• _WHAT IS BEING ASKED_
Copy each line exactly. Leave nothing out.

• _Structured figure records_

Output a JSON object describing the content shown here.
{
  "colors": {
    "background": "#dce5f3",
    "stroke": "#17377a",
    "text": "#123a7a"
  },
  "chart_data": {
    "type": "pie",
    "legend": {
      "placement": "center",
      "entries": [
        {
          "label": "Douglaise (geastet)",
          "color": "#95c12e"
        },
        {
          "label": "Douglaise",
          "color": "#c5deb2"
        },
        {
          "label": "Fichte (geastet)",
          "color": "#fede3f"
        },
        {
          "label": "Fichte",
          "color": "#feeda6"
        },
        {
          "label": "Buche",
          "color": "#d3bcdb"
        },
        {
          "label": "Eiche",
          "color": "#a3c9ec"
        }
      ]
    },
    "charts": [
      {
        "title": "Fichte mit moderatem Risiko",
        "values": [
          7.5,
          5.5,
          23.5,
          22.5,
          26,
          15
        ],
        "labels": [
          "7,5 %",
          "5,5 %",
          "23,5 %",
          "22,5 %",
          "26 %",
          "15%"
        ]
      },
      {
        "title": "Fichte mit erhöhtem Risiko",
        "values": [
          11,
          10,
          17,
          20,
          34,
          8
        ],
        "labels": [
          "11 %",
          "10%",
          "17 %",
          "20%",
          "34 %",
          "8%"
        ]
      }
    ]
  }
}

• _PROBLEM SOLUTION_
Output a JSON object describing the content shown here.
{
  "colors": {
    "background": "#dce5f3",
    "stroke": "#17377a",
    "text": "#123a7a"
  },
  "chart_data": {
    "type": "pie",
    "legend": {
      "placement": "center",
      "entries": [
        {
          "label": "Douglaise (geastet)",
          "color": "#95c12e"
        },
        {
          "label": "Douglaise",
          "color": "#c5deb2"
        },
        {
          "label": "Fichte (geastet)",
          "color": "#fede3f"
        },
        {
          "label": "Fichte",
          "color": "#feeda6"
        },
        {
          "label": "Buche",
          "color": "#d3bcdb"
        },
        {
          "label": "Eiche",
          "color": "#a3c9ec"
        }
      ]
    },
    "charts": [
      {
        "title": "Fichte mit moderatem Risiko",
        "values": [
          7.5,
          5.5,
          23.5,
          22.5,
          26,
          15
        ],
        "labels": [
          "7,5 %",
          "5,5 %",
          "23,5 %",
          "22,5 %",
          "26 %",
          "15%"
        ]
      },
      {
        "title": "Fichte mit erhöhtem Risiko",
        "values": [
          11,
          10,
          17,
          20,
          34,
          8
        ],
        "labels": [
          "11 %",
          "10%",
          "17 %",
          "20%",
          "34 %",
          "8%"
        ]
      }
    ]
  }
}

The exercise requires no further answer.